### WHAT YOU WILL DO
Count the lines in the data below where the string "this" occurs, please, and give the number alone.

:: STORED RECORDS ::

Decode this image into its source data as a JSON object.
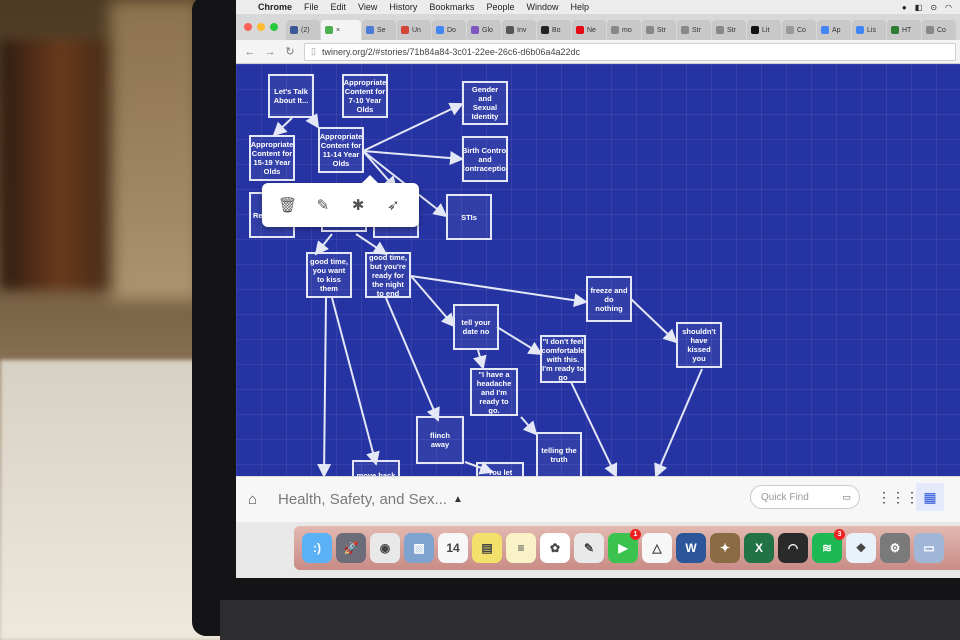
{
  "menubar": {
    "apple_icon": "apple-logo-icon",
    "app_name": "Chrome",
    "items": [
      "File",
      "Edit",
      "View",
      "History",
      "Bookmarks",
      "People",
      "Window",
      "Help"
    ]
  },
  "tabs": [
    {
      "label": "(2)",
      "color": "#3b5998"
    },
    {
      "label": "×",
      "color": "#4caf50",
      "active": true
    },
    {
      "label": "Se",
      "color": "#4a7bd6"
    },
    {
      "label": "Un",
      "color": "#d44638"
    },
    {
      "label": "Do",
      "color": "#4285f4"
    },
    {
      "label": "Glo",
      "color": "#7e57c2"
    },
    {
      "label": "Inv",
      "color": "#555555"
    },
    {
      "label": "Bo",
      "color": "#222222"
    },
    {
      "label": "Ne",
      "color": "#e50914"
    },
    {
      "label": "mo",
      "color": "#888888"
    },
    {
      "label": "Str",
      "color": "#888888"
    },
    {
      "label": "Str",
      "color": "#888888"
    },
    {
      "label": "Str",
      "color": "#888888"
    },
    {
      "label": "Lit",
      "color": "#111111"
    },
    {
      "label": "Co",
      "color": "#999999"
    },
    {
      "label": "Ap",
      "color": "#4285f4"
    },
    {
      "label": "Lis",
      "color": "#4285f4"
    },
    {
      "label": "HT",
      "color": "#2e7d32"
    },
    {
      "label": "Co",
      "color": "#888888"
    }
  ],
  "toolbar": {
    "url": "twinery.org/2/#stories/71b84a84-3c01-22ee-26c6-d6b06a4a22dc"
  },
  "passages": [
    {
      "id": "p1",
      "text": "Let's Talk About It..."
    },
    {
      "id": "p2",
      "text": "Appropriate Content for 7-10 Year Olds"
    },
    {
      "id": "p3",
      "text": "Gender and Sexual Identity"
    },
    {
      "id": "p4",
      "text": "Appropriate Content for 15-19 Year Olds"
    },
    {
      "id": "p5",
      "text": "Appropriate Content for 11-14 Year Olds"
    },
    {
      "id": "p6",
      "text": "Birth Control and Contraception"
    },
    {
      "id": "p7",
      "text": "Re"
    },
    {
      "id": "p8",
      "text": ""
    },
    {
      "id": "p9",
      "text": ""
    },
    {
      "id": "p10",
      "text": "STIs"
    },
    {
      "id": "p11",
      "text": "good time, you want to kiss them"
    },
    {
      "id": "p12",
      "text": "good time, but you're ready for the night to end"
    },
    {
      "id": "p13",
      "text": "freeze and do nothing"
    },
    {
      "id": "p14",
      "text": "tell your date no"
    },
    {
      "id": "p15",
      "text": "\"I don't feel comfortable with this. I'm ready to go"
    },
    {
      "id": "p16",
      "text": "shouldn't have kissed you"
    },
    {
      "id": "p17",
      "text": "\"I have a headache and I'm ready to go."
    },
    {
      "id": "p18",
      "text": "flinch away"
    },
    {
      "id": "p19",
      "text": "telling the truth"
    },
    {
      "id": "p20",
      "text": "move back"
    },
    {
      "id": "p21",
      "text": "You let your"
    }
  ],
  "passage_toolbar": {
    "icons": [
      "trash-icon",
      "pencil-icon",
      "bug-icon",
      "rocket-icon"
    ]
  },
  "storybar": {
    "home_icon": "home-icon",
    "title": "Health, Safety, and Sex...",
    "caret": "▲",
    "quickfind_placeholder": "Quick Find",
    "view_icons": [
      "grid-small-icon",
      "grid-large-icon"
    ]
  },
  "dock": {
    "apps": [
      {
        "name": "finder-icon",
        "color": "#5ab1f5",
        "glyph": ":)"
      },
      {
        "name": "launchpad-icon",
        "color": "#6d6d7a",
        "glyph": "🚀"
      },
      {
        "name": "chrome-icon",
        "color": "#e8e8e8",
        "glyph": "◉"
      },
      {
        "name": "preview-icon",
        "color": "#7fa3cf",
        "glyph": "▧"
      },
      {
        "name": "calendar-icon",
        "color": "#f7f7f7",
        "glyph": "14"
      },
      {
        "name": "stickies-icon",
        "color": "#f2e06a",
        "glyph": "▤"
      },
      {
        "name": "notes-icon",
        "color": "#f8f2c6",
        "glyph": "≡"
      },
      {
        "name": "photos-icon",
        "color": "#ffffff",
        "glyph": "✿"
      },
      {
        "name": "textedit-icon",
        "color": "#e9e9e9",
        "glyph": "✎"
      },
      {
        "name": "facetime-icon",
        "color": "#3cc24e",
        "glyph": "▶",
        "badge": "1"
      },
      {
        "name": "google-drive-icon",
        "color": "#f7f7f7",
        "glyph": "△"
      },
      {
        "name": "word-icon",
        "color": "#2b579a",
        "glyph": "W"
      },
      {
        "name": "gimp-icon",
        "color": "#8b6b43",
        "glyph": "✦"
      },
      {
        "name": "excel-icon",
        "color": "#217346",
        "glyph": "X"
      },
      {
        "name": "scanner-icon",
        "color": "#2a2a2a",
        "glyph": "◠"
      },
      {
        "name": "spotify-icon",
        "color": "#1db954",
        "glyph": "≋",
        "badge": "3"
      },
      {
        "name": "dropbox-icon",
        "color": "#e9f1fb",
        "glyph": "❖"
      },
      {
        "name": "system-preferences-icon",
        "color": "#7a7a7a",
        "glyph": "⚙"
      },
      {
        "name": "screenshot-icon",
        "color": "#9fb6d6",
        "glyph": "▭"
      }
    ]
  },
  "colors": {
    "canvas": "#2633a3",
    "passage_border": "#e4e7f6",
    "active_view": "#2b55d8"
  }
}
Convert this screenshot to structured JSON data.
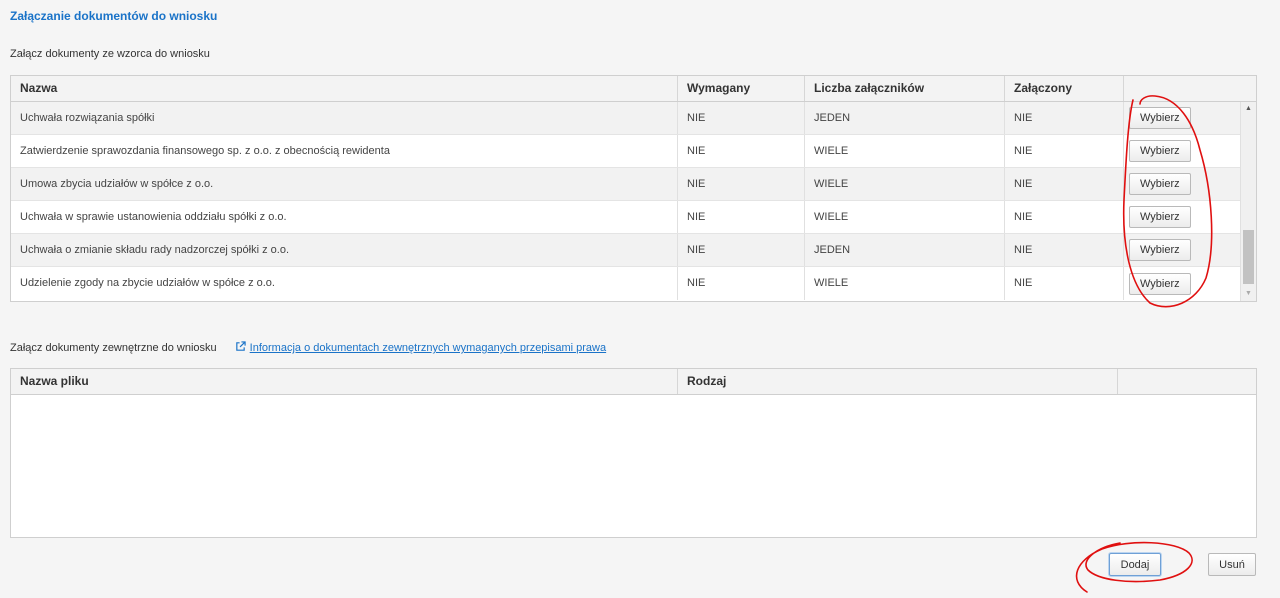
{
  "page": {
    "title": "Załączanie dokumentów do wniosku"
  },
  "template_section": {
    "label": "Załącz dokumenty ze wzorca do wniosku",
    "columns": [
      "Nazwa",
      "Wymagany",
      "Liczba załączników",
      "Załączony",
      ""
    ],
    "rows": [
      {
        "name": "Uchwała rozwiązania spółki",
        "required": "NIE",
        "count": "JEDEN",
        "attached": "NIE",
        "action": "Wybierz"
      },
      {
        "name": "Zatwierdzenie sprawozdania finansowego sp. z o.o. z obecnością rewidenta",
        "required": "NIE",
        "count": "WIELE",
        "attached": "NIE",
        "action": "Wybierz"
      },
      {
        "name": "Umowa zbycia udziałów w spółce z o.o.",
        "required": "NIE",
        "count": "WIELE",
        "attached": "NIE",
        "action": "Wybierz"
      },
      {
        "name": "Uchwała w sprawie ustanowienia oddziału spółki z o.o.",
        "required": "NIE",
        "count": "WIELE",
        "attached": "NIE",
        "action": "Wybierz"
      },
      {
        "name": "Uchwała o zmianie składu rady nadzorczej spółki z o.o.",
        "required": "NIE",
        "count": "JEDEN",
        "attached": "NIE",
        "action": "Wybierz"
      },
      {
        "name": "Udzielenie zgody na zbycie udziałów w spółce z o.o.",
        "required": "NIE",
        "count": "WIELE",
        "attached": "NIE",
        "action": "Wybierz"
      }
    ]
  },
  "external_section": {
    "label": "Załącz dokumenty zewnętrzne do wniosku",
    "link_icon": "external-link-icon",
    "link_text": "Informacja o dokumentach zewnętrznych wymaganych przepisami prawa",
    "columns": [
      "Nazwa pliku",
      "Rodzaj",
      ""
    ],
    "rows": []
  },
  "actions": {
    "add_label": "Dodaj",
    "remove_label": "Usuń"
  },
  "colors": {
    "accent": "#1a73c8",
    "annotation": "#e01010"
  }
}
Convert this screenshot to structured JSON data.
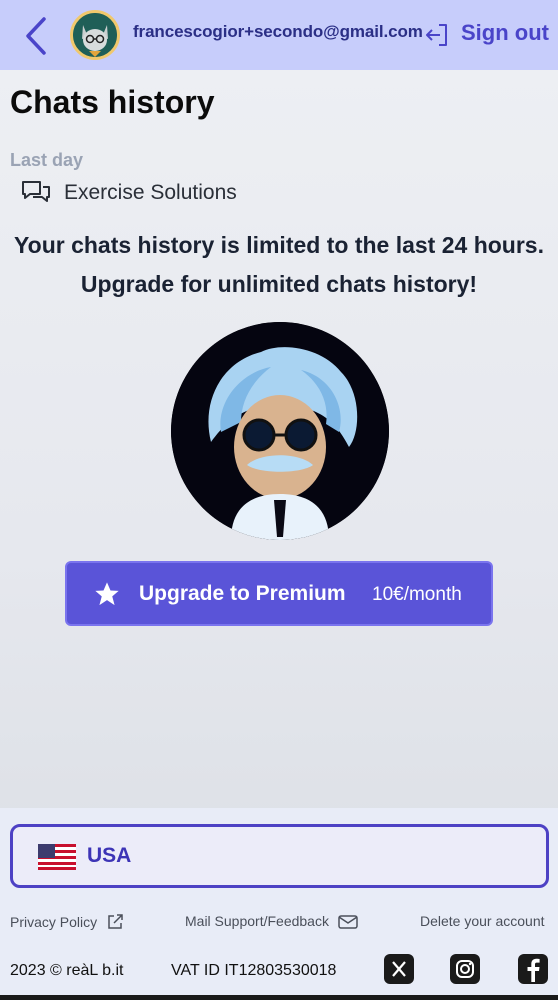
{
  "header": {
    "email": "francescogior+secondo@gmail.com",
    "sign_out_label": "Sign out"
  },
  "page": {
    "title": "Chats history",
    "section_label": "Last day",
    "chats": [
      {
        "title": "Exercise Solutions",
        "icon": "chat-bubbles-icon"
      }
    ],
    "limit_message": "Your chats history is limited to the last 24 hours. Upgrade for unlimited chats history!"
  },
  "upgrade": {
    "label": "Upgrade to Premium",
    "price": "10€/month",
    "icon": "star-icon",
    "color": "#5a54d8"
  },
  "footer": {
    "country": "USA",
    "country_flag": "us-flag-icon",
    "privacy_policy": "Privacy Policy",
    "mail_support": "Mail Support/Feedback",
    "delete_account": "Delete your account",
    "copyright": "2023 © reàL b.it",
    "vat": "VAT ID IT12803530018",
    "social": [
      "x-icon",
      "instagram-icon",
      "facebook-icon"
    ]
  },
  "colors": {
    "header_bg": "#c7cdfb",
    "accent": "#4a44c9",
    "country_border": "#4d41c4"
  }
}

:::

### THE REPLY
4